*Job*. Reproduce precisely the lines of the material below from the line containing "What does this" up to and including its last line. Pictures must not be copied.

** Start Provided records **

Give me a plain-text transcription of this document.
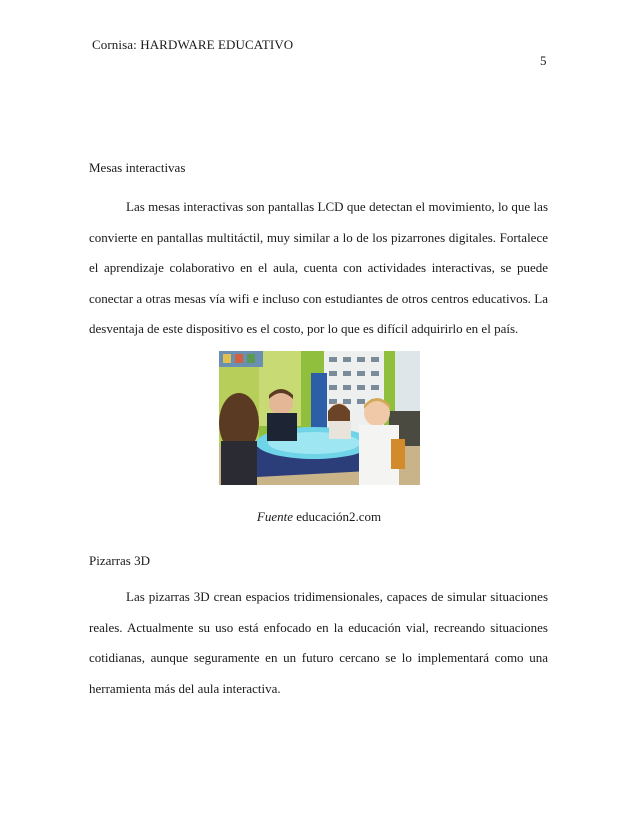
Cornisa: HARDWARE EDUCATIVO
5
Mesas interactivas

Las mesas interactivas son pantallas LCD que detectan el movimiento, lo que las convierte en pantallas multitáctil, muy similar a lo de los pizarrones digitales. Fortalece el aprendizaje colaborativo en el aula, cuenta con actividades interactivas, se puede conectar a otras mesas vía wifi e incluso con estudiantes de otros centros educativos. La desventaja de este dispositivo es el costo, por lo que es difícil adquirirlo en el país.

Fuente educación2.com
Pizarras 3D

Las pizarras 3D crean espacios tridimensionales, capaces de simular situaciones reales. Actualmente su uso está enfocado en la educación vial, recreando situaciones cotidianas, aunque seguramente en un futuro cercano se lo implementará como una herramienta más del aula interactiva.
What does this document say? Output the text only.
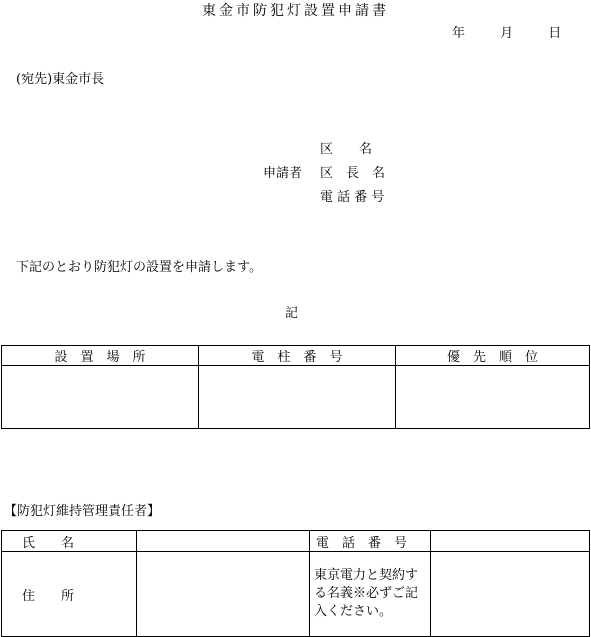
東金市防犯灯設置申請書
年	月	日
(宛先)東金市長
区　　名
申請者 区　長　名
電 話 番 号
下記のとおり防犯灯の設置を申請します。
記
設　置　場　所	電　柱　番　号	優　先　順　位

【防犯灯維持管理責任者】
氏　　名		電　話　番　号	
住　　所		東京電力と契約する名義※必ずご記入ください。	
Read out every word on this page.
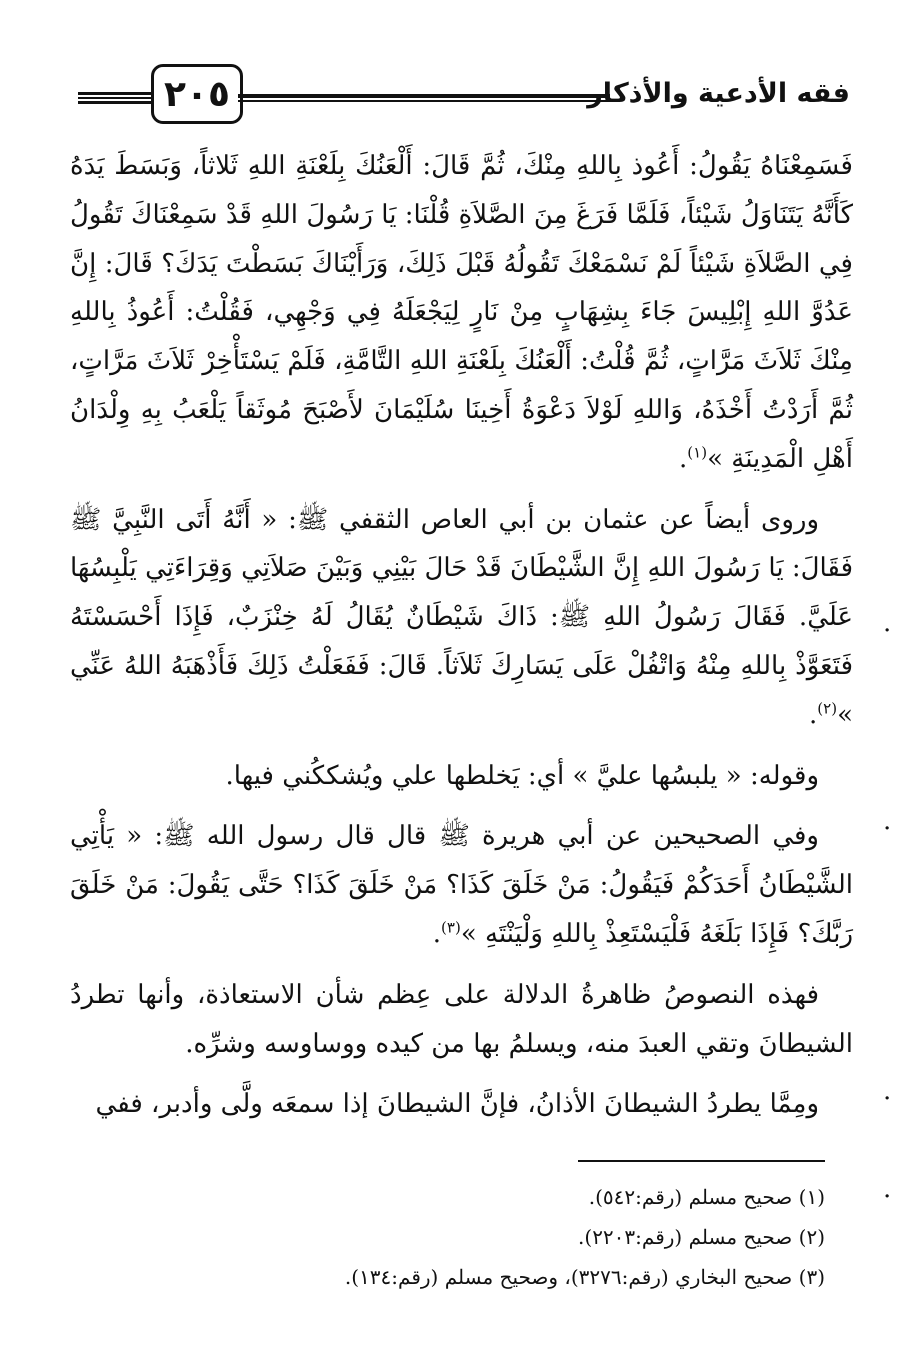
٢٠٥	فقه الأدعية والأذكار

فَسَمِعْنَاهُ يَقُولُ: أَعُوذ بِاللهِ مِنْكَ، ثُمَّ قَالَ: أَلْعَنُكَ بِلَعْنَةِ اللهِ ثَلاثاً، وَبَسَطَ يَدَهُ كَأَنَّهُ يَتَنَاوَلُ شَيْئاً، فَلَمَّا فَرَغَ مِنَ الصَّلاَةِ قُلْنَا: يَا رَسُولَ اللهِ قَدْ سَمِعْنَاكَ تَقُولُ فِي الصَّلاَةِ شَيْئاً لَمْ نَسْمَعْكَ تَقُولُهُ قَبْلَ ذَلِكَ، وَرَأَيْنَاكَ بَسَطْتَ يَدَكَ؟ قَالَ: إِنَّ عَدُوَّ اللهِ إِبْلِيسَ جَاءَ بِشِهَابٍ مِنْ نَارٍ لِيَجْعَلَهُ فِي وَجْهِي، فَقُلْتُ: أَعُوذُ بِاللهِ مِنْكَ ثَلاَثَ مَرَّاتٍ، ثُمَّ قُلْتُ: أَلْعَنُكَ بِلَعْنَةِ اللهِ التَّامَّةِ، فَلَمْ يَسْتَأْخِرْ ثَلاَثَ مَرَّاتٍ، ثُمَّ أَرَدْتُ أَخْذَهُ، وَاللهِ لَوْلاَ دَعْوَةُ أَخِينَا سُلَيْمَانَ لأَصْبَحَ مُوثَقاً يَلْعَبُ بِهِ وِلْدَانُ أَهْلِ الْمَدِينَةِ »$^{(١)}$.

وروى أيضاً عن عثمان بن أبي العاص الثقفي ﷺ: « أَنَّهُ أَتَى النَّبِيَّ ﷺ فَقَالَ: يَا رَسُولَ اللهِ إِنَّ الشَّيْطَانَ قَدْ حَالَ بَيْنِي وَبَيْنَ صَلاَتِي وَقِرَاءَتِي يَلْبِسُهَا عَلَيَّ. فَقَالَ رَسُولُ اللهِ ﷺ: ذَاكَ شَيْطَانٌ يُقَالُ لَهُ خِنْزَبٌ، فَإِذَا أَحْسَسْتَهُ فَتَعَوَّذْ بِاللهِ مِنْهُ وَاتْفُلْ عَلَى يَسَارِكَ ثَلاَثاً. قَالَ: فَفَعَلْتُ ذَلِكَ فَأَذْهَبَهُ اللهُ عَنِّي »$^{(٢)}$.

وقوله: « يلبسُها عليَّ » أي: يَخلطها علي ويُشككُني فيها.

وفي الصحيحين عن أبي هريرة ﷺ قال قال رسول الله ﷺ: « يَأْتِي الشَّيْطَانُ أَحَدَكُمْ فَيَقُولُ: مَنْ خَلَقَ كَذَا؟ مَنْ خَلَقَ كَذَا؟ حَتَّى يَقُولَ: مَنْ خَلَقَ رَبَّكَ؟ فَإِذَا بَلَغَهُ فَلْيَسْتَعِذْ بِاللهِ وَلْيَنْتَهِ »$^{(٣)}$.

فهذه النصوصُ ظاهرةُ الدلالة على عِظم شأن الاستعاذة، وأنها تطردُ الشيطانَ وتقي العبدَ منه، ويسلمُ بها من كيده ووساوسه وشرِّه.

ومِمَّا يطردُ الشيطانَ الأذانُ، فإنَّ الشيطانَ إذا سمعَه ولَّى وأدبر، ففي

·
·
·
·
(١) صحيح مسلم (رقم:٥٤٢).
(٢) صحيح مسلم (رقم:٢٢٠٣).
(٣) صحيح البخاري (رقم:٣٢٧٦)، وصحيح مسلم (رقم:١٣٤).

** End Provided records **

*Solution*.
What does this document say? Output the text only.
東金市防犯灯設置申請書
年	月	日
(宛先)東金市長
区　　名
申請者 区　長　名
電 話 番 号
下記のとおり防犯灯の設置を申請します。
記
設　置　場　所	電　柱　番　号	優　先　順　位

【防犯灯維持管理責任者】
氏　　名		電　話　番　号	
住　　所		東京電力と契約する名義※必ずご記入ください。	
Read out every word on this page.
٢٠٥	فقه الأدعية والأذكار

فَسَمِعْنَاهُ يَقُولُ: أَعُوذ بِاللهِ مِنْكَ، ثُمَّ قَالَ: أَلْعَنُكَ بِلَعْنَةِ اللهِ ثَلاثاً، وَبَسَطَ يَدَهُ كَأَنَّهُ يَتَنَاوَلُ شَيْئاً، فَلَمَّا فَرَغَ مِنَ الصَّلاَةِ قُلْنَا: يَا رَسُولَ اللهِ قَدْ سَمِعْنَاكَ تَقُولُ فِي الصَّلاَةِ شَيْئاً لَمْ نَسْمَعْكَ تَقُولُهُ قَبْلَ ذَلِكَ، وَرَأَيْنَاكَ بَسَطْتَ يَدَكَ؟ قَالَ: إِنَّ عَدُوَّ اللهِ إِبْلِيسَ جَاءَ بِشِهَابٍ مِنْ نَارٍ لِيَجْعَلَهُ فِي وَجْهِي، فَقُلْتُ: أَعُوذُ بِاللهِ مِنْكَ ثَلاَثَ مَرَّاتٍ، ثُمَّ قُلْتُ: أَلْعَنُكَ بِلَعْنَةِ اللهِ التَّامَّةِ، فَلَمْ يَسْتَأْخِرْ ثَلاَثَ مَرَّاتٍ، ثُمَّ أَرَدْتُ أَخْذَهُ، وَاللهِ لَوْلاَ دَعْوَةُ أَخِينَا سُلَيْمَانَ لأَصْبَحَ مُوثَقاً يَلْعَبُ بِهِ وِلْدَانُ أَهْلِ الْمَدِينَةِ »$^{(١)}$.

وروى أيضاً عن عثمان بن أبي العاص الثقفي ﷺ: « أَنَّهُ أَتَى النَّبِيَّ ﷺ فَقَالَ: يَا رَسُولَ اللهِ إِنَّ الشَّيْطَانَ قَدْ حَالَ بَيْنِي وَبَيْنَ صَلاَتِي وَقِرَاءَتِي يَلْبِسُهَا عَلَيَّ. فَقَالَ رَسُولُ اللهِ ﷺ: ذَاكَ شَيْطَانٌ يُقَالُ لَهُ خِنْزَبٌ، فَإِذَا أَحْسَسْتَهُ فَتَعَوَّذْ بِاللهِ مِنْهُ وَاتْفُلْ عَلَى يَسَارِكَ ثَلاَثاً. قَالَ: فَفَعَلْتُ ذَلِكَ فَأَذْهَبَهُ اللهُ عَنِّي »$^{(٢)}$.

وقوله: « يلبسُها عليَّ » أي: يَخلطها علي ويُشككُني فيها.

وفي الصحيحين عن أبي هريرة ﷺ قال قال رسول الله ﷺ: « يَأْتِي الشَّيْطَانُ أَحَدَكُمْ فَيَقُولُ: مَنْ خَلَقَ كَذَا؟ مَنْ خَلَقَ كَذَا؟ حَتَّى يَقُولَ: مَنْ خَلَقَ رَبَّكَ؟ فَإِذَا بَلَغَهُ فَلْيَسْتَعِذْ بِاللهِ وَلْيَنْتَهِ »$^{(٣)}$.

فهذه النصوصُ ظاهرةُ الدلالة على عِظم شأن الاستعاذة، وأنها تطردُ الشيطانَ وتقي العبدَ منه، ويسلمُ بها من كيده ووساوسه وشرِّه.

ومِمَّا يطردُ الشيطانَ الأذانُ، فإنَّ الشيطانَ إذا سمعَه ولَّى وأدبر، ففي

·
·
·
·
(١) صحيح مسلم (رقم:٥٤٢).
(٢) صحيح مسلم (رقم:٢٢٠٣).
(٣) صحيح البخاري (رقم:٣٢٧٦)، وصحيح مسلم (رقم:١٣٤).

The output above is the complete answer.